*EXERCISE*: Repeat the listing exactly as given, omitting every image.
++++ PROVIDED DATA ++++
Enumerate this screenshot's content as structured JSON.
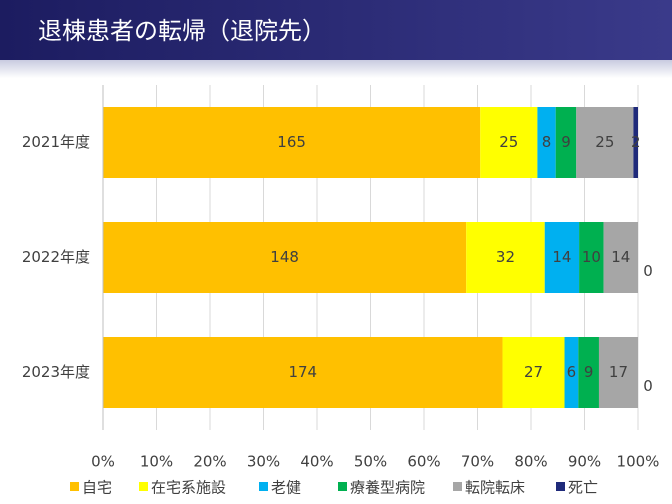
{
  "chart_data": {
    "type": "bar",
    "orientation": "horizontal",
    "stack": "percent",
    "title": "退棟患者の転帰（退院先）",
    "categories": [
      "2021年度",
      "2022年度",
      "2023年度"
    ],
    "series": [
      {
        "name": "自宅",
        "color": "#FFC000",
        "values": [
          165,
          148,
          174
        ]
      },
      {
        "name": "在宅系施設",
        "color": "#FFFF00",
        "values": [
          25,
          32,
          27
        ]
      },
      {
        "name": "老健",
        "color": "#00B0F0",
        "values": [
          8,
          14,
          6
        ]
      },
      {
        "name": "療養型病院",
        "color": "#00B050",
        "values": [
          9,
          10,
          9
        ]
      },
      {
        "name": "転院転床",
        "color": "#A6A6A6",
        "values": [
          25,
          14,
          17
        ]
      },
      {
        "name": "死亡",
        "color": "#1F2A7A",
        "values": [
          2,
          0,
          0
        ]
      }
    ],
    "xlim": [
      0,
      100
    ],
    "xticks": [
      {
        "value": 0,
        "label": "0%"
      },
      {
        "value": 10,
        "label": "10%"
      },
      {
        "value": 20,
        "label": "20%"
      },
      {
        "value": 30,
        "label": "30%"
      },
      {
        "value": 40,
        "label": "40%"
      },
      {
        "value": 50,
        "label": "50%"
      },
      {
        "value": 60,
        "label": "60%"
      },
      {
        "value": 70,
        "label": "70%"
      },
      {
        "value": 80,
        "label": "80%"
      },
      {
        "value": 90,
        "label": "90%"
      },
      {
        "value": 100,
        "label": "100%"
      }
    ],
    "grid": true,
    "legend": "bottom"
  }
}
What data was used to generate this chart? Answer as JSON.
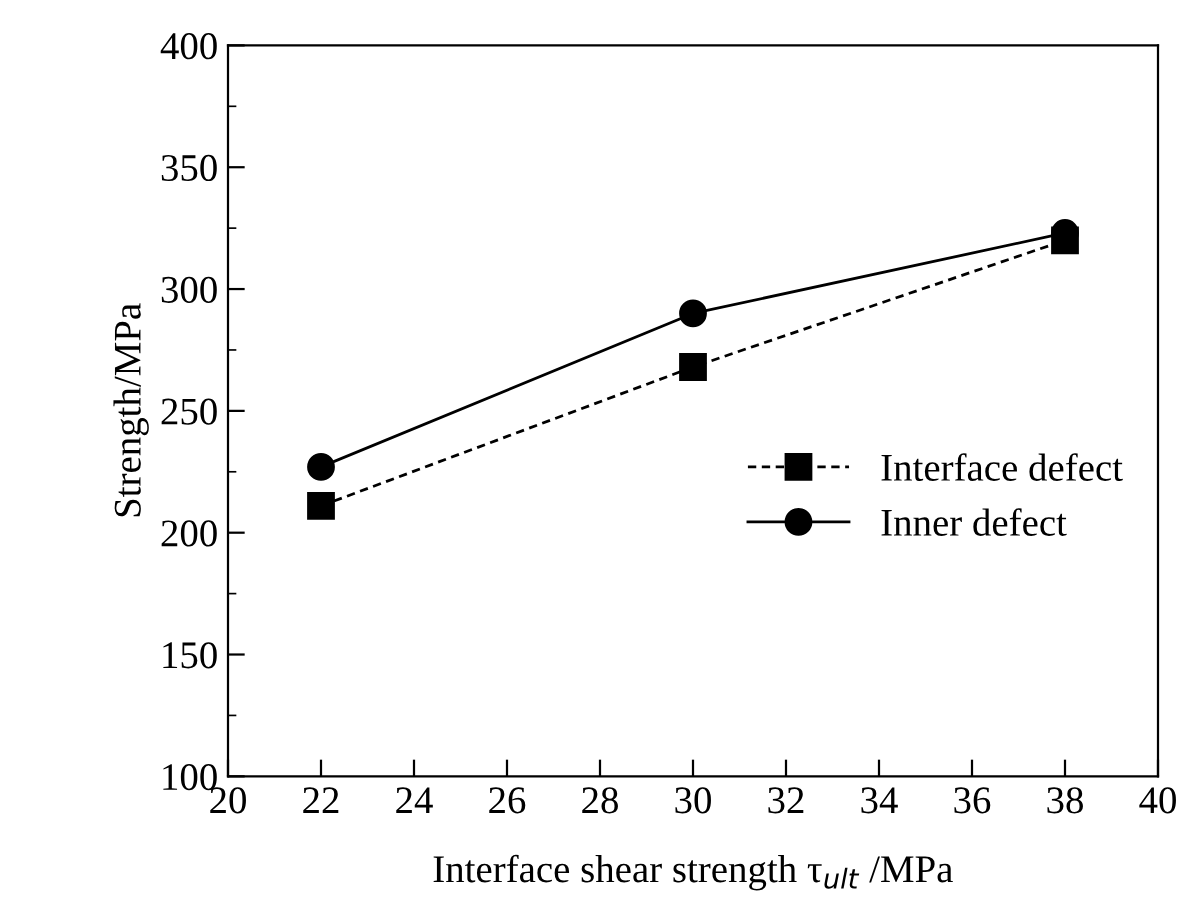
{
  "chart_data": {
    "type": "line",
    "xlabel": "Interface shear strength τ$_{ult}$ /MPa",
    "ylabel": "Strength/MPa",
    "x": [
      22,
      30,
      38
    ],
    "series": [
      {
        "name": "Interface defect",
        "color": "#000000",
        "marker": "square",
        "line_style": "dashed",
        "values": [
          211,
          268,
          320
        ]
      },
      {
        "name": "Inner defect",
        "color": "#000000",
        "marker": "circle",
        "line_style": "solid",
        "values": [
          227,
          290,
          323
        ]
      }
    ],
    "xlim": [
      20,
      40
    ],
    "xticks": [
      20,
      22,
      24,
      26,
      28,
      30,
      32,
      34,
      36,
      38,
      40
    ],
    "ylim": [
      100,
      400
    ],
    "yticks": [
      100,
      150,
      200,
      250,
      300,
      350,
      400
    ],
    "grid": false,
    "legend": "right"
  }
}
++++
*CORRECT OUTPUT*:
Enumerate this screenshot's content as structured JSON.
{
  "chart_data": {
    "type": "bar",
    "orientation": "horizontal",
    "stack": "percent",
    "title": "退棟患者の転帰（退院先）",
    "categories": [
      "2021年度",
      "2022年度",
      "2023年度"
    ],
    "series": [
      {
        "name": "自宅",
        "color": "#FFC000",
        "values": [
          165,
          148,
          174
        ]
      },
      {
        "name": "在宅系施設",
        "color": "#FFFF00",
        "values": [
          25,
          32,
          27
        ]
      },
      {
        "name": "老健",
        "color": "#00B0F0",
        "values": [
          8,
          14,
          6
        ]
      },
      {
        "name": "療養型病院",
        "color": "#00B050",
        "values": [
          9,
          10,
          9
        ]
      },
      {
        "name": "転院転床",
        "color": "#A6A6A6",
        "values": [
          25,
          14,
          17
        ]
      },
      {
        "name": "死亡",
        "color": "#1F2A7A",
        "values": [
          2,
          0,
          0
        ]
      }
    ],
    "xlim": [
      0,
      100
    ],
    "xticks": [
      {
        "value": 0,
        "label": "0%"
      },
      {
        "value": 10,
        "label": "10%"
      },
      {
        "value": 20,
        "label": "20%"
      },
      {
        "value": 30,
        "label": "30%"
      },
      {
        "value": 40,
        "label": "40%"
      },
      {
        "value": 50,
        "label": "50%"
      },
      {
        "value": 60,
        "label": "60%"
      },
      {
        "value": 70,
        "label": "70%"
      },
      {
        "value": 80,
        "label": "80%"
      },
      {
        "value": 90,
        "label": "90%"
      },
      {
        "value": 100,
        "label": "100%"
      }
    ],
    "grid": true,
    "legend": "bottom"
  }
}
What data was used to generate this chart? Answer as JSON.
{
  "chart_data": {
    "type": "line",
    "xlabel": "Interface shear strength τ$_{ult}$ /MPa",
    "ylabel": "Strength/MPa",
    "x": [
      22,
      30,
      38
    ],
    "series": [
      {
        "name": "Interface defect",
        "color": "#000000",
        "marker": "square",
        "line_style": "dashed",
        "values": [
          211,
          268,
          320
        ]
      },
      {
        "name": "Inner defect",
        "color": "#000000",
        "marker": "circle",
        "line_style": "solid",
        "values": [
          227,
          290,
          323
        ]
      }
    ],
    "xlim": [
      20,
      40
    ],
    "xticks": [
      20,
      22,
      24,
      26,
      28,
      30,
      32,
      34,
      36,
      38,
      40
    ],
    "ylim": [
      100,
      400
    ],
    "yticks": [
      100,
      150,
      200,
      250,
      300,
      350,
      400
    ],
    "grid": false,
    "legend": "right"
  }
}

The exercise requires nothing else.